#### Data shown
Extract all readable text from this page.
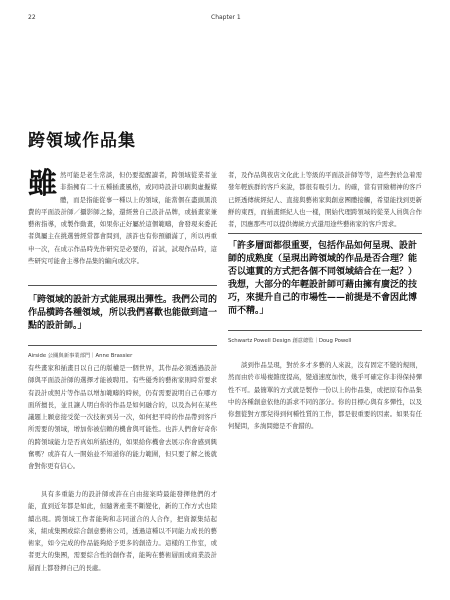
22	Chapter 1
跨領域作品集
雖然可能是老生常談，但仍要提醒讀者，跨領域從業者並非指擁有二十五種插畫風格，或同時設計印刷與虛擬媒體，而是指能從事一種以上的領域，能當個在盡頭黑浪費的平面設計師／攝影師之餘，還經營自己設計品牌，或插畫家兼藝術指導，或製作動畫，如果你正好屬於這個範疇，會發現來委託者與屬主在挑選營經常都會問到，該許也有你預顧滿了，所以再重申一次，在成示作品時先作研究是必要的，首試，試現作品時，這些研究可能會主導作品集的編向或次序。
「跨領域的設計方式能展現出彈性。我們公司的作品横跨各種領域，所以我們喜歡也能做到這一點的設計師。」
Airside 公關與新事業部門｜Anne Brassier
有些畫家和插畫目以自己的版權是一個世界，其作品必須透過設計師與平面設計師的選擇才能被聘用。有些優秀的藝術家則時常要求有設計或照片等作品以增加範疇的時候，仍有需要說明自己在哪方面所擅長，並且讓人明白你的作品是如何融合的，以及為何在某些議題上願意接受從一次技術到另一次，如何把平時的作品帶到客戶所需要的領域，增加你被信賴的機會與可能性。也許人們會好奇你的跨領域能力是否真如所描述的，如果給你機會去展示你會感到興奮嗎？或許有人一開始並不知道你的能力範圍，但只要了解之後就會對你更有信心。
具有多重能力的設計師或許在自由接案時最能發揮他們的才能，直到近年都是如此，但隨著產業不斷變化，新的工作方式也陸續出現。跨領域工作者能夠和志同道合的人合作，把資源集結起來，組成集團或綜合創意藝術公司，透過這種以不同能力成長的藝術家，如今完成的作品能夠給予更多的創造力。這樣的工作室，或者更大的集團，需要綜合性的創作者，能夠在藝術層面或商業設計層面上都發揮自己的長處。
者，及作品與夜店文化此上等級的平面設計師等等，這些對於急着需發年輕族群的客戶來說，都很有吸引力。的確，當有冒險精神的客戶已經透傳統經紀人、直接與藝術家與創意團體接觸，希望能找到更新鮮的東西，而插畫經紀人也一樣，開始代理跨領域的從業人員與合作者，因應那些可以提供傳統方式還用途些藝術家的客戶需求。
「許多層面都很重要，包括作品如何呈現、設計師的成熟度（呈現出跨領域的作品是否合理？能否以連貫的方式把各個不同領域結合在一起？）我想，大部分的年輕設計師可藉由擁有廣泛的技巧，來提升自己的市場性——前提是不會因此博而不精。」
Schwartz Powell Design 創意總監｜Doug Powell
談到作品呈現，對於多才多藝的人來說，沒有固定不變的規則，然而由於市場複雜度提高，變通速度加快，幾乎可確定你非得保持彈性不可。最簡單的方式就是製作一份以上的作品集，或把原有作品集中的各種創意依他的訴求不同的部分。你的目標心與有多彈性，以及你想從對方那兒得到何種性質的工作，都是很重要的因素。如果有任何疑問，多詢問總是不會錯的。
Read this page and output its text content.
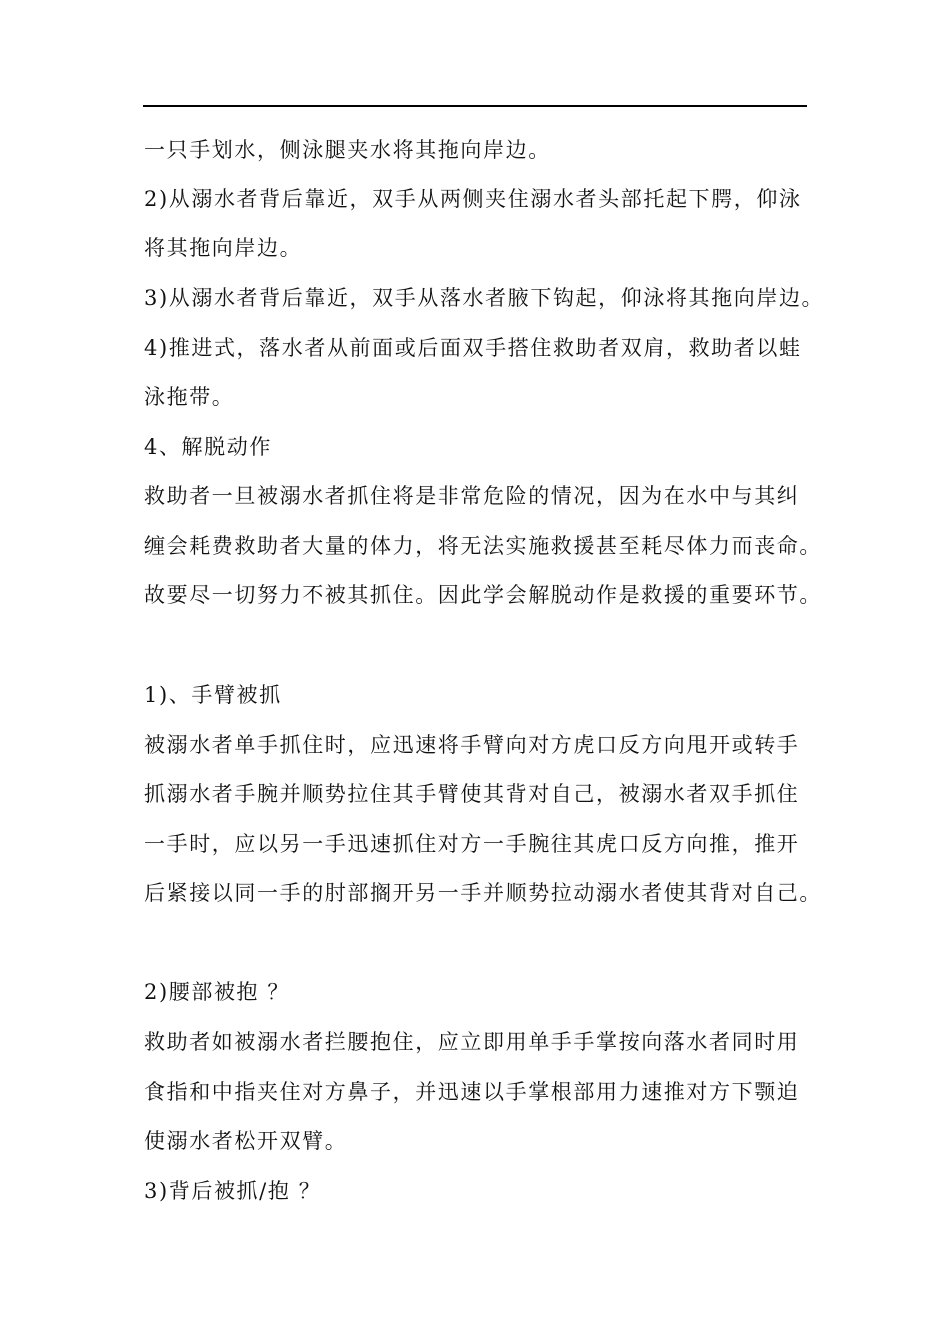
一只手划水，侧泳腿夹水将其拖向岸边。
2)从溺水者背后靠近，双手从两侧夹住溺水者头部托起下腭，仰泳
将其拖向岸边。
3)从溺水者背后靠近，双手从落水者腋下钩起，仰泳将其拖向岸边。
4)推进式，落水者从前面或后面双手搭住救助者双肩，救助者以蛙
泳拖带。
4、解脱动作
救助者一旦被溺水者抓住将是非常危险的情况，因为在水中与其纠
缠会耗费救助者大量的体力，将无法实施救援甚至耗尽体力而丧命。
故要尽一切努力不被其抓住。因此学会解脱动作是救援的重要环节。
1)、手臂被抓
被溺水者单手抓住时，应迅速将手臂向对方虎口反方向甩开或转手
抓溺水者手腕并顺势拉住其手臂使其背对自己，被溺水者双手抓住
一手时，应以另一手迅速抓住对方一手腕往其虎口反方向推，推开
后紧接以同一手的肘部搁开另一手并顺势拉动溺水者使其背对自己。
2)腰部被抱 ？
救助者如被溺水者拦腰抱住，应立即用单手手掌按向落水者同时用
食指和中指夹住对方鼻子，并迅速以手掌根部用力速推对方下颚迫
使溺水者松开双臂。
3)背后被抓/抱 ？
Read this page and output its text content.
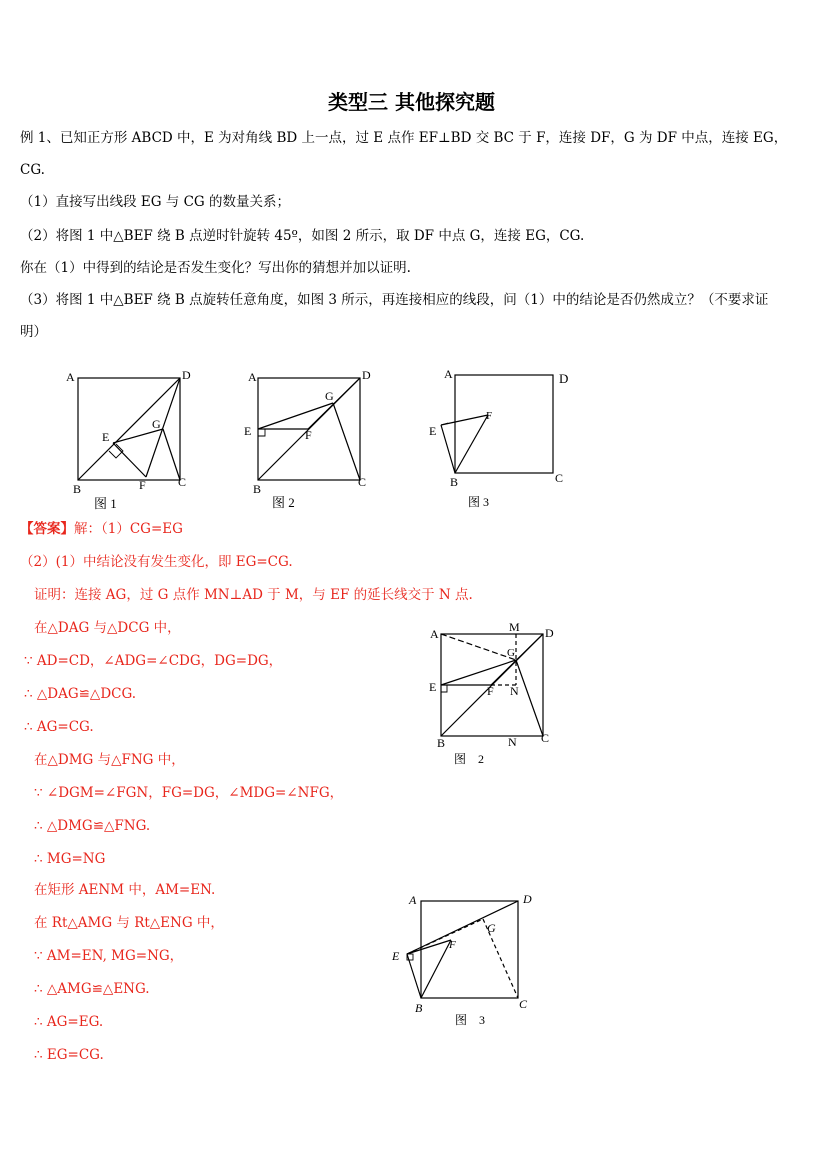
类型三 其他探究题
例 1、已知正方形 ABCD 中，E 为对角线 BD 上一点，过 E 点作 EF⊥BD 交 BC 于 F，连接 DF，G 为 DF 中点，连接 EG，
CG.
（1）直接写出线段 EG 与 CG 的数量关系；
（2）将图 1 中△BEF 绕 B 点逆时针旋转 45º，如图 2 所示，取 DF 中点 G，连接 EG，CG.
你在（1）中得到的结论是否发生变化？写出你的猜想并加以证明.
（3）将图 1 中△BEF 绕 B 点旋转任意角度，如图 3 所示，再连接相应的线段，问（1）中的结论是否仍然成立？（不要求证
明）
A	D
B	C
E
F
G
图 1
A	D
B	C
E	F
G
图 2
A	D
B	C
E
F
图 3
【答案】解：（1）CG=EG
（2）(1）中结论没有发生变化，即 EG=CG.
证明：连接 AG，过 G 点作 MN⊥AD 于 M，与 EF 的延长线交于 N 点.
在△DAG 与△DCG 中，
∵ AD=CD，∠ADG=∠CDG，DG=DG，
∴ △DAG≌△DCG.
∴ AG=CG.
在△DMG 与△FNG 中，
∵ ∠DGM=∠FGN，FG=DG，∠MDG=∠NFG，
∴ △DMG≌△FNG.
∴ MG=NG
在矩形 AENM 中，AM=EN.
在 Rt△AMG 与 Rt△ENG 中，
∵ AM=EN, MG=NG，
∴ △AMG≌△ENG.
∴ AG=EG.
∴ EG=CG.
A	M D
G
E	F N
B	N C
图　2
A	D
G
E
F
B	C
图　3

#### Exercise details
Using the data above, write out every line exactly, leaving the images behind.

#### Response below
Extract all readable text from this page.
22	Chapter 1
跨領域作品集
雖然可能是老生常談，但仍要提醒讀者，跨領域從業者並非指擁有二十五種插畫風格，或同時設計印刷與虛擬媒體，而是指能從事一種以上的領域，能當個在盡頭黑浪費的平面設計師／攝影師之餘，還經營自己設計品牌，或插畫家兼藝術指導，或製作動畫，如果你正好屬於這個範疇，會發現來委託者與屬主在挑選營經常都會問到，該許也有你預顧滿了，所以再重申一次，在成示作品時先作研究是必要的，首試，試現作品時，這些研究可能會主導作品集的編向或次序。
「跨領域的設計方式能展現出彈性。我們公司的作品横跨各種領域，所以我們喜歡也能做到這一點的設計師。」
Airside 公關與新事業部門｜Anne Brassier
有些畫家和插畫目以自己的版權是一個世界，其作品必須透過設計師與平面設計師的選擇才能被聘用。有些優秀的藝術家則時常要求有設計或照片等作品以增加範疇的時候，仍有需要說明自己在哪方面所擅長，並且讓人明白你的作品是如何融合的，以及為何在某些議題上願意接受從一次技術到另一次，如何把平時的作品帶到客戶所需要的領域，增加你被信賴的機會與可能性。也許人們會好奇你的跨領域能力是否真如所描述的，如果給你機會去展示你會感到興奮嗎？或許有人一開始並不知道你的能力範圍，但只要了解之後就會對你更有信心。
具有多重能力的設計師或許在自由接案時最能發揮他們的才能，直到近年都是如此，但隨著產業不斷變化，新的工作方式也陸續出現。跨領域工作者能夠和志同道合的人合作，把資源集結起來，組成集團或綜合創意藝術公司，透過這種以不同能力成長的藝術家，如今完成的作品能夠給予更多的創造力。這樣的工作室，或者更大的集團，需要綜合性的創作者，能夠在藝術層面或商業設計層面上都發揮自己的長處。
者，及作品與夜店文化此上等級的平面設計師等等，這些對於急着需發年輕族群的客戶來說，都很有吸引力。的確，當有冒險精神的客戶已經透傳統經紀人、直接與藝術家與創意團體接觸，希望能找到更新鮮的東西，而插畫經紀人也一樣，開始代理跨領域的從業人員與合作者，因應那些可以提供傳統方式還用途些藝術家的客戶需求。
「許多層面都很重要，包括作品如何呈現、設計師的成熟度（呈現出跨領域的作品是否合理？能否以連貫的方式把各個不同領域結合在一起？）我想，大部分的年輕設計師可藉由擁有廣泛的技巧，來提升自己的市場性——前提是不會因此博而不精。」
Schwartz Powell Design 創意總監｜Doug Powell
談到作品呈現，對於多才多藝的人來說，沒有固定不變的規則，然而由於市場複雜度提高，變通速度加快，幾乎可確定你非得保持彈性不可。最簡單的方式就是製作一份以上的作品集，或把原有作品集中的各種創意依他的訴求不同的部分。你的目標心與有多彈性，以及你想從對方那兒得到何種性質的工作，都是很重要的因素。如果有任何疑問，多詢問總是不會錯的。
Read this page and output its text content.
一只手划水，侧泳腿夹水将其拖向岸边。
2)从溺水者背后靠近，双手从两侧夹住溺水者头部托起下腭，仰泳
将其拖向岸边。
3)从溺水者背后靠近，双手从落水者腋下钩起，仰泳将其拖向岸边。
4)推进式，落水者从前面或后面双手搭住救助者双肩，救助者以蛙
泳拖带。
4、解脱动作
救助者一旦被溺水者抓住将是非常危险的情况，因为在水中与其纠
缠会耗费救助者大量的体力，将无法实施救援甚至耗尽体力而丧命。
故要尽一切努力不被其抓住。因此学会解脱动作是救援的重要环节。
1)、手臂被抓
被溺水者单手抓住时，应迅速将手臂向对方虎口反方向甩开或转手
抓溺水者手腕并顺势拉住其手臂使其背对自己，被溺水者双手抓住
一手时，应以另一手迅速抓住对方一手腕往其虎口反方向推，推开
后紧接以同一手的肘部搁开另一手并顺势拉动溺水者使其背对自己。
2)腰部被抱 ？
救助者如被溺水者拦腰抱住，应立即用单手手掌按向落水者同时用
食指和中指夹住对方鼻子，并迅速以手掌根部用力速推对方下颚迫
使溺水者松开双臂。
3)背后被抓/抱 ？
Read this page and output its text content.
类型三 其他探究题
例 1、已知正方形 ABCD 中，E 为对角线 BD 上一点，过 E 点作 EF⊥BD 交 BC 于 F，连接 DF，G 为 DF 中点，连接 EG，
CG.
（1）直接写出线段 EG 与 CG 的数量关系；
（2）将图 1 中△BEF 绕 B 点逆时针旋转 45º，如图 2 所示，取 DF 中点 G，连接 EG，CG.
你在（1）中得到的结论是否发生变化？写出你的猜想并加以证明.
（3）将图 1 中△BEF 绕 B 点旋转任意角度，如图 3 所示，再连接相应的线段，问（1）中的结论是否仍然成立？（不要求证
明）
A	D
B	C
E
F
G
图 1
A	D
B	C
E	F
G
图 2
A	D
B	C
E
F
图 3
【答案】解：（1）CG=EG
（2）(1）中结论没有发生变化，即 EG=CG.
证明：连接 AG，过 G 点作 MN⊥AD 于 M，与 EF 的延长线交于 N 点.
在△DAG 与△DCG 中，
∵ AD=CD，∠ADG=∠CDG，DG=DG，
∴ △DAG≌△DCG.
∴ AG=CG.
在△DMG 与△FNG 中，
∵ ∠DGM=∠FGN，FG=DG，∠MDG=∠NFG，
∴ △DMG≌△FNG.
∴ MG=NG
在矩形 AENM 中，AM=EN.
在 Rt△AMG 与 Rt△ENG 中，
∵ AM=EN, MG=NG，
∴ △AMG≌△ENG.
∴ AG=EG.
∴ EG=CG.
A	M D
G
E	F N
B	N C
图　2
A	D
G
E
F
B	C
图　3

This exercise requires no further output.